(Stored data)
====

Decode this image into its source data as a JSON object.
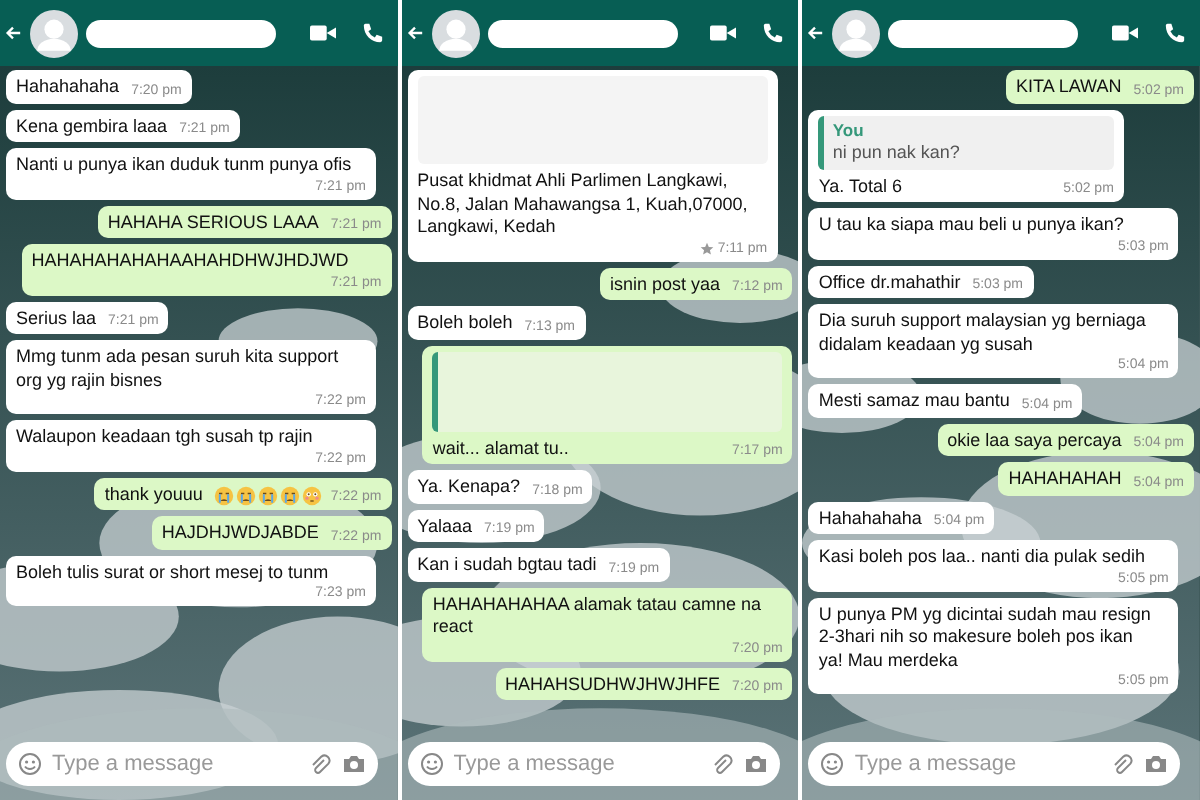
{
  "panels": [
    {
      "messages": [
        {
          "kind": "in",
          "text": "Hahahahaha",
          "time": "7:20 pm"
        },
        {
          "kind": "in",
          "text": "Kena gembira laaa",
          "time": "7:21 pm"
        },
        {
          "kind": "in",
          "text": "Nanti u punya ikan duduk tunm punya ofis",
          "time": "7:21 pm"
        },
        {
          "kind": "out",
          "text": "HAHAHA SERIOUS LAAA",
          "time": "7:21 pm"
        },
        {
          "kind": "out",
          "text": "HAHAHAHAHAHAAHAHDHWJHDJWD",
          "time": "7:21 pm"
        },
        {
          "kind": "in",
          "text": "Serius laa",
          "time": "7:21 pm"
        },
        {
          "kind": "in",
          "text": "Mmg tunm ada pesan suruh kita support org yg rajin bisnes",
          "time": "7:22 pm"
        },
        {
          "kind": "in",
          "text": "Walaupon keadaan tgh susah tp rajin",
          "time": "7:22 pm"
        },
        {
          "kind": "out-emoji",
          "text": "thank youuu",
          "time": "7:22 pm"
        },
        {
          "kind": "out",
          "text": "HAJDHJWDJABDE",
          "time": "7:22 pm"
        },
        {
          "kind": "in",
          "text": "Boleh tulis surat or short mesej to tunm",
          "time": "7:23 pm"
        }
      ],
      "placeholder": "Type a message"
    },
    {
      "messages": [
        {
          "kind": "in",
          "media": true,
          "text": "Pusat khidmat Ahli Parlimen Langkawi, No.8, Jalan Mahawangsa 1, Kuah,07000, Langkawi, Kedah",
          "starred": true,
          "time": "7:11 pm"
        },
        {
          "kind": "out",
          "text": "isnin post yaa",
          "time": "7:12 pm"
        },
        {
          "kind": "in",
          "text": "Boleh boleh",
          "time": "7:13 pm"
        },
        {
          "kind": "out",
          "quote": {
            "kind": "hidden"
          },
          "text": "wait... alamat tu..",
          "time": "7:17 pm"
        },
        {
          "kind": "in",
          "text": "Ya. Kenapa?",
          "time": "7:18 pm"
        },
        {
          "kind": "in",
          "text": "Yalaaa",
          "time": "7:19 pm"
        },
        {
          "kind": "in",
          "text": "Kan i sudah bgtau tadi",
          "time": "7:19 pm"
        },
        {
          "kind": "out",
          "text": "HAHAHAHAHAA alamak tatau camne na react",
          "time": "7:20 pm"
        },
        {
          "kind": "out",
          "text": "HAHAHSUDHWJHWJHFE",
          "time": "7:20 pm"
        }
      ],
      "placeholder": "Type a message"
    },
    {
      "messages": [
        {
          "kind": "out",
          "text": "KITA LAWAN",
          "time": "5:02 pm"
        },
        {
          "kind": "in",
          "quote": {
            "kind": "text",
            "author": "You",
            "text": "ni pun nak kan?"
          },
          "text": "Ya. Total 6",
          "time": "5:02 pm"
        },
        {
          "kind": "in",
          "text": "U tau ka siapa mau beli u punya ikan?",
          "time": "5:03 pm"
        },
        {
          "kind": "in",
          "text": "Office dr.mahathir",
          "time": "5:03 pm"
        },
        {
          "kind": "in",
          "text": "Dia suruh support malaysian yg berniaga didalam keadaan yg susah",
          "time": "5:04 pm"
        },
        {
          "kind": "in",
          "text": "Mesti samaz mau bantu",
          "time": "5:04 pm"
        },
        {
          "kind": "out",
          "text": "okie laa saya percaya",
          "time": "5:04 pm"
        },
        {
          "kind": "out",
          "text": "HAHAHAHAH",
          "time": "5:04 pm"
        },
        {
          "kind": "in",
          "text": "Hahahahaha",
          "time": "5:04 pm"
        },
        {
          "kind": "in",
          "text": "Kasi boleh pos laa.. nanti dia pulak sedih",
          "time": "5:05 pm"
        },
        {
          "kind": "in",
          "text": "U punya PM yg dicintai sudah mau resign 2-3hari nih so makesure boleh pos ikan ya! Mau merdeka",
          "time": "5:05 pm"
        }
      ],
      "placeholder": "Type a message"
    }
  ]
}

====

• Your task
The lines to collect are those holding the string "support"; copy them all.

• Answer for the task
          "text": "Mmg tunm ada pesan suruh kita support org yg rajin bisnes",
          "text": "Dia suruh support malaysian yg berniaga didalam keadaan yg susah",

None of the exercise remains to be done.